Transcribe all the entries word for word, omitting any pictures they contain.

......

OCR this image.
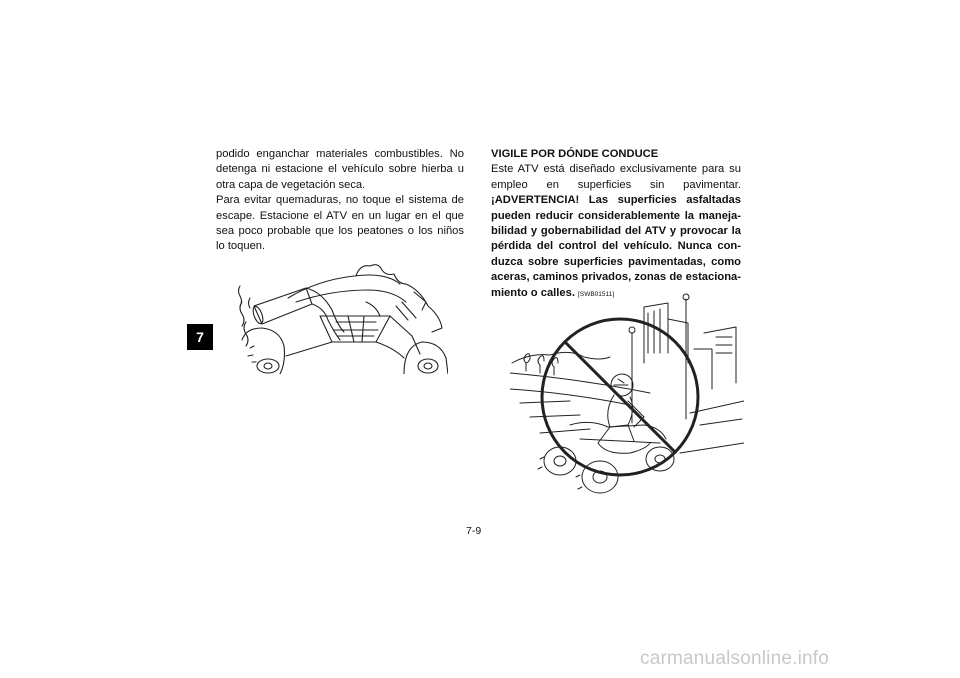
7

podido enganchar materiales combustibles. No detenga ni estacione el vehículo sobre hierba u otra capa de vegetación seca.

Para evitar quemaduras, no toque el sistema de escape. Estacione el ATV en un lugar en el que sea poco probable que los peatones o los niños lo toquen.

VIGILE POR DÓNDE CONDUCE

Este ATV está diseñado exclusivamente para su empleo en superficies sin pavimentar. ¡ADVERTENCIA! Las superficies asfaltadas pueden reducir considerablemente la manejabilidad y gobernabilidad del ATV y provocar la pérdida del control del vehículo. Nunca conduzca sobre superficies pavimentadas, como aceras, caminos privados, zonas de estacionamiento o calles. [SWB01511]

7-9
carmanualsonline.info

......

**Task response**
OCR this image.
7

podido enganchar materiales combustibles. No detenga ni estacione el vehículo sobre hierba u otra capa de vegetación seca.

Para evitar quemaduras, no toque el sistema de escape. Estacione el ATV en un lugar en el que sea poco probable que los peatones o los niños lo toquen.

VIGILE POR DÓNDE CONDUCE

Este ATV está diseñado exclusivamente para su empleo en superficies sin pavimentar. ¡ADVERTENCIA! Las superficies asfaltadas pueden reducir considerablemente la manejabilidad y gobernabilidad del ATV y provocar la pérdida del control del vehículo. Nunca conduzca sobre superficies pavimentadas, como aceras, caminos privados, zonas de estacionamiento o calles. [SWB01511]

7-9
carmanualsonline.info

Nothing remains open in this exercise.